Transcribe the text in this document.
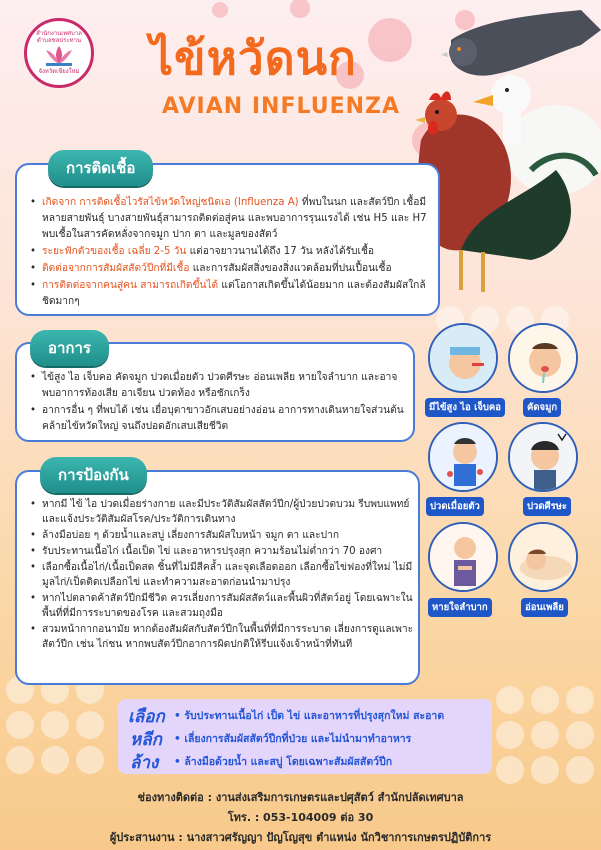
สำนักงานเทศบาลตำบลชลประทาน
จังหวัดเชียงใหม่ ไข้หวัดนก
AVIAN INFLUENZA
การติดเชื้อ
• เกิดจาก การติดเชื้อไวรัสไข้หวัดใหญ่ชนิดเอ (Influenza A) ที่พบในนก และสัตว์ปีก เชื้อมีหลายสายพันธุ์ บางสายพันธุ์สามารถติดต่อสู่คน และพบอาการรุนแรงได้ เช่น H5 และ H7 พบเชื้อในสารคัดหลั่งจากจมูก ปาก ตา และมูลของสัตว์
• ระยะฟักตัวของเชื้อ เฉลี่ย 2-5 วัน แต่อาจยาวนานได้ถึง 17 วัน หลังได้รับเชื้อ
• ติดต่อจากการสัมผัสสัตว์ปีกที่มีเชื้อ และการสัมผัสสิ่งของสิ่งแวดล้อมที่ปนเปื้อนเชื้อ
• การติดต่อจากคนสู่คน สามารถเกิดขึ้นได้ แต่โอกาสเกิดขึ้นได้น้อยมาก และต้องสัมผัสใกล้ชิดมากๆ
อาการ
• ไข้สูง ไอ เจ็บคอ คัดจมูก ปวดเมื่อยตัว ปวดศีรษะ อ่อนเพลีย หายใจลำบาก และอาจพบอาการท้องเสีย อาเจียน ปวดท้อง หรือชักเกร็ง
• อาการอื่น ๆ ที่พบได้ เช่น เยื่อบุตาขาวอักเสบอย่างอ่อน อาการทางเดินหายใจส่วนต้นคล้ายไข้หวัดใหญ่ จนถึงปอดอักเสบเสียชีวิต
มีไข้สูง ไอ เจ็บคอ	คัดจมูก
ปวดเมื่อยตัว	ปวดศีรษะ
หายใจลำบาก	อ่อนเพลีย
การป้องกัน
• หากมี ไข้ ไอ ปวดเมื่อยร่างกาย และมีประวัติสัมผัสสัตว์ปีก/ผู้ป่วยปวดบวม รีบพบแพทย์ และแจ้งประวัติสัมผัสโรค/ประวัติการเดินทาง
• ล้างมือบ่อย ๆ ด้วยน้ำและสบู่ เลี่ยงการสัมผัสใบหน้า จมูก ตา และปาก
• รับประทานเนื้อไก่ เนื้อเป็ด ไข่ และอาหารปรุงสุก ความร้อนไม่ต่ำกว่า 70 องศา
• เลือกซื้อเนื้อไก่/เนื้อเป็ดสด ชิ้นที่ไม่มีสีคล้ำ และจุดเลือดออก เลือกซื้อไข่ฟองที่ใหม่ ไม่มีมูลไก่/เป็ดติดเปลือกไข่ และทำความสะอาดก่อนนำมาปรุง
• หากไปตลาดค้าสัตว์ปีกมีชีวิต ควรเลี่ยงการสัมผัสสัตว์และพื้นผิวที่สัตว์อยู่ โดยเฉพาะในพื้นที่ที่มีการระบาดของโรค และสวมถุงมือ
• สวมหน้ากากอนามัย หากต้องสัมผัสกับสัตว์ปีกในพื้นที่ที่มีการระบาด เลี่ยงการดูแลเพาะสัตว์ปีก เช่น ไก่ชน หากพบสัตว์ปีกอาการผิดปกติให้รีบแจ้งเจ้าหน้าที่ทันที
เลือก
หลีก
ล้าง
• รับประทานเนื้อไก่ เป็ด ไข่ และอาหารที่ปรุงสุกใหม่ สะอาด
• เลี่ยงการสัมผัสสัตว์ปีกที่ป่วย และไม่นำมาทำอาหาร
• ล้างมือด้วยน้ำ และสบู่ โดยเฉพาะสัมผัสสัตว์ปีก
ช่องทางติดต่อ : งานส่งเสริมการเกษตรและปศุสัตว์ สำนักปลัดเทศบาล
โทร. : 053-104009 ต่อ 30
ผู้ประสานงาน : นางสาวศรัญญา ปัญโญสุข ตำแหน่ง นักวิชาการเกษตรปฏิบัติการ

...

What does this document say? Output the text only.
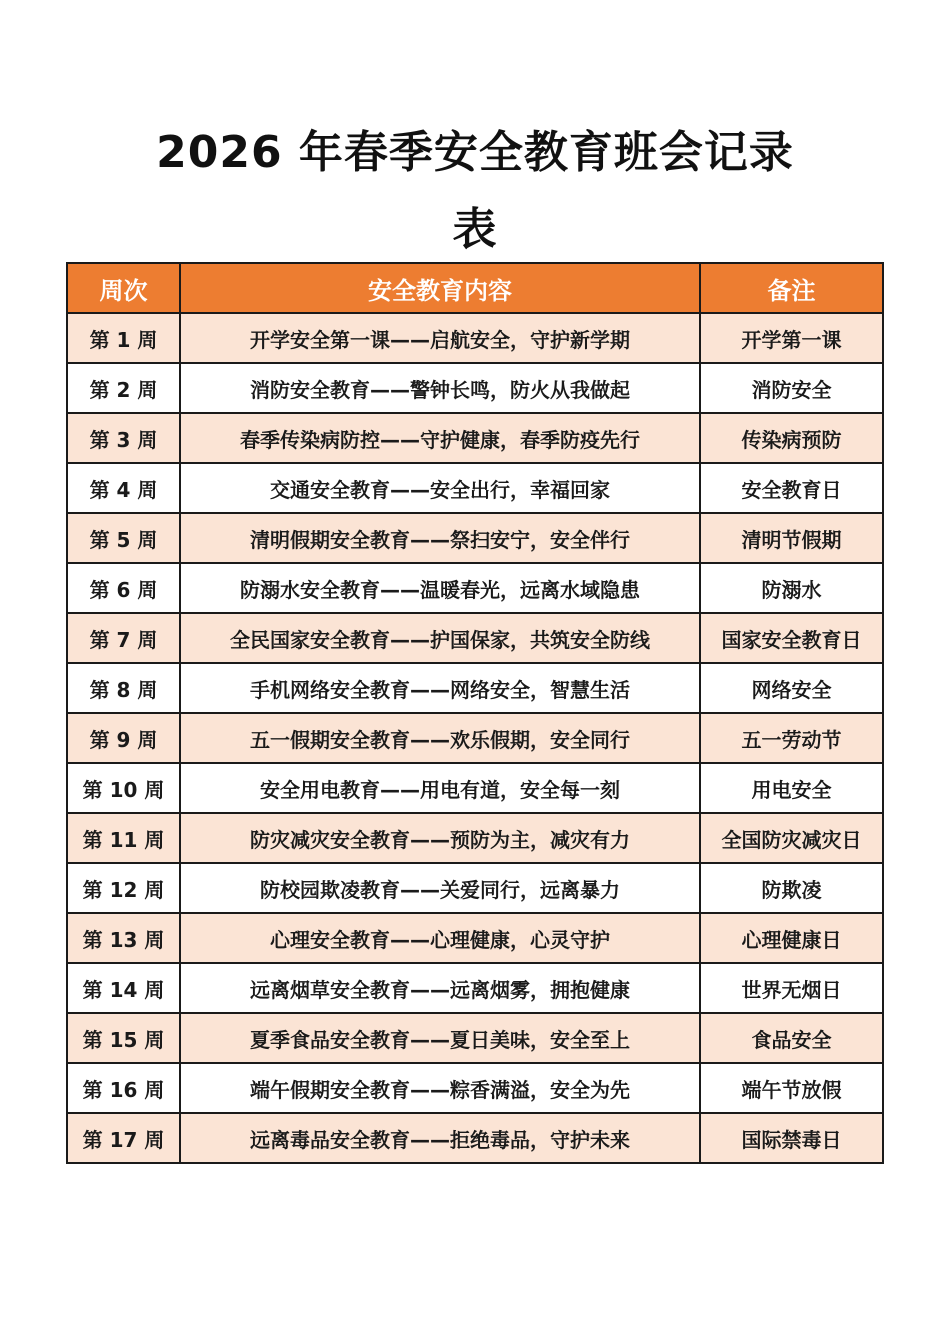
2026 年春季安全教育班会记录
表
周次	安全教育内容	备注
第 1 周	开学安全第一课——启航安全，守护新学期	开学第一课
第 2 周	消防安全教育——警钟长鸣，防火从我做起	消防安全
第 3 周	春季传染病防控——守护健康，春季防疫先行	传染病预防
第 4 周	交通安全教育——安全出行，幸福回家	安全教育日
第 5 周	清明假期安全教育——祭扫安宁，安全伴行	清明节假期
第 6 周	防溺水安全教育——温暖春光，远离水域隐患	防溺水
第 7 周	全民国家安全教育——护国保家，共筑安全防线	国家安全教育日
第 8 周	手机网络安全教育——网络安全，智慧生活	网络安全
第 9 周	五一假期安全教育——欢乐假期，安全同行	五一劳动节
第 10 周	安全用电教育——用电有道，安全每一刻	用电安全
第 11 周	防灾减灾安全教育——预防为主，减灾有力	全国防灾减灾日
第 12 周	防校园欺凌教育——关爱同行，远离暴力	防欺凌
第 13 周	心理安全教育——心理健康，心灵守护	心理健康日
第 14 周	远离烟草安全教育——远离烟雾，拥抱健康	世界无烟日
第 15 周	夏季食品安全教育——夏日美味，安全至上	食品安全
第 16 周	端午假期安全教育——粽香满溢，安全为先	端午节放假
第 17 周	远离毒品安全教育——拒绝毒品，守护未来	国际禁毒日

==

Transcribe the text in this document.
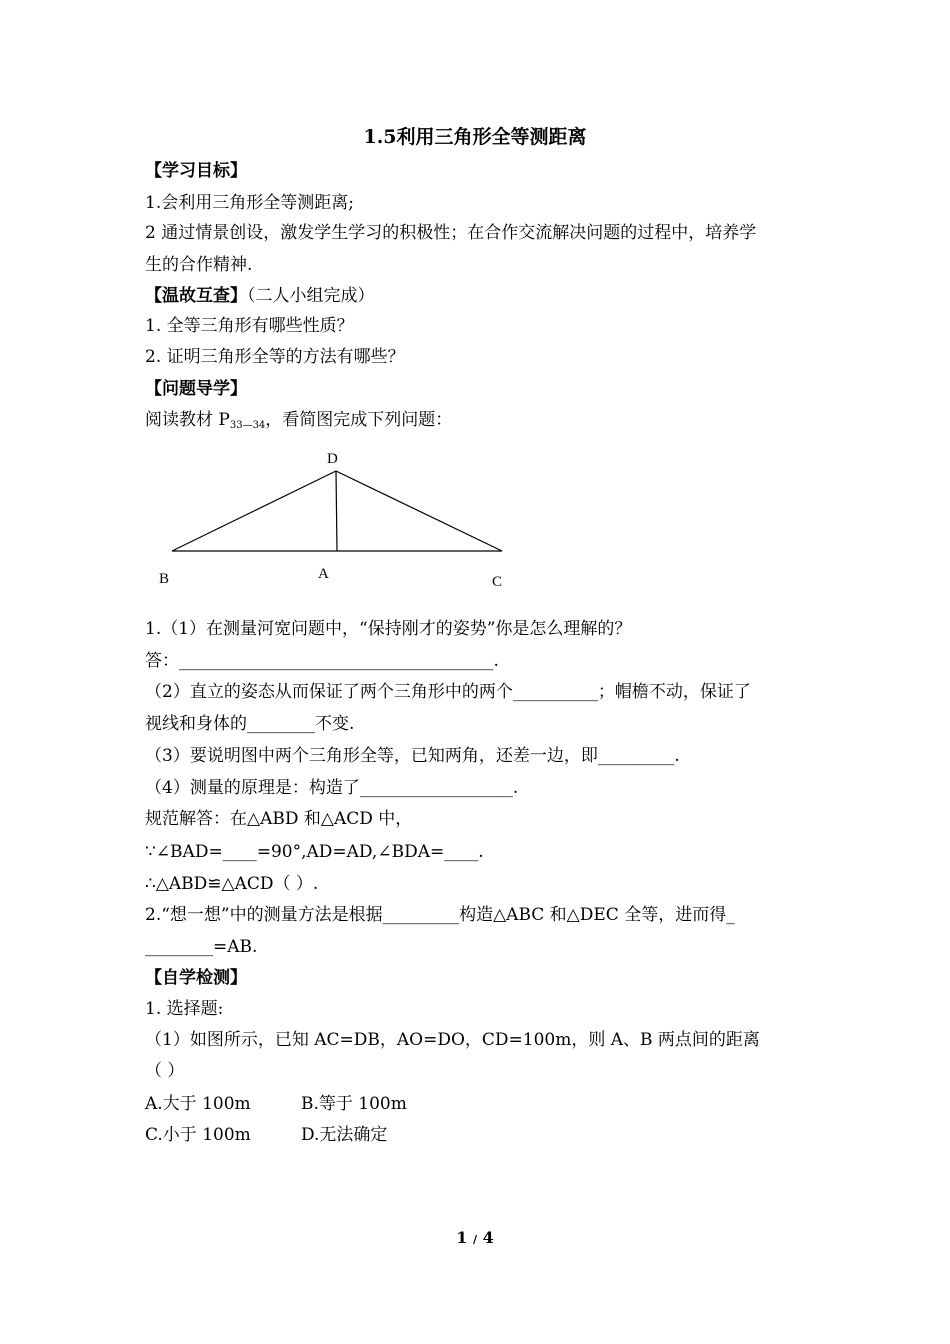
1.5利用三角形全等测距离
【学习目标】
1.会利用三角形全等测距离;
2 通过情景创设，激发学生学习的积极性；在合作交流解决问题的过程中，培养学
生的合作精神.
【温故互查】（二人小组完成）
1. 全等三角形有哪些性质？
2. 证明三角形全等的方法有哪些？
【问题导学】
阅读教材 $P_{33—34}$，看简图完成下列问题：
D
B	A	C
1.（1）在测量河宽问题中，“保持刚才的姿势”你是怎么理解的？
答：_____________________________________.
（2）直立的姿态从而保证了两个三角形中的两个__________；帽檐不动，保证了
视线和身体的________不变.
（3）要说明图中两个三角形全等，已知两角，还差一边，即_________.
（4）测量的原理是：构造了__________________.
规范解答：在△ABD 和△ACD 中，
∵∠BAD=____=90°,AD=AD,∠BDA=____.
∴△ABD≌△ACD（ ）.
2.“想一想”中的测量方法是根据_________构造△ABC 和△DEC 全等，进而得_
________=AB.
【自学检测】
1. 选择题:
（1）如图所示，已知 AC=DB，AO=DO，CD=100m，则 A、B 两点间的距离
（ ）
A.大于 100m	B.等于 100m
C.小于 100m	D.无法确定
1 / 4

### Set task
Copy each line in the data that holds the word "อนเพล".

### Complete answer
• ไข้สูง ไอ เจ็บคอ คัดจมูก ปวดเมื่อยตัว ปวดศีรษะ อ่อนเพลีย หายใจลำบาก และอาจพบอาการท้องเสีย อาเจียน ปวดท้อง หรือชักเกร็ง
หายใจลำบาก	อ่อนเพลีย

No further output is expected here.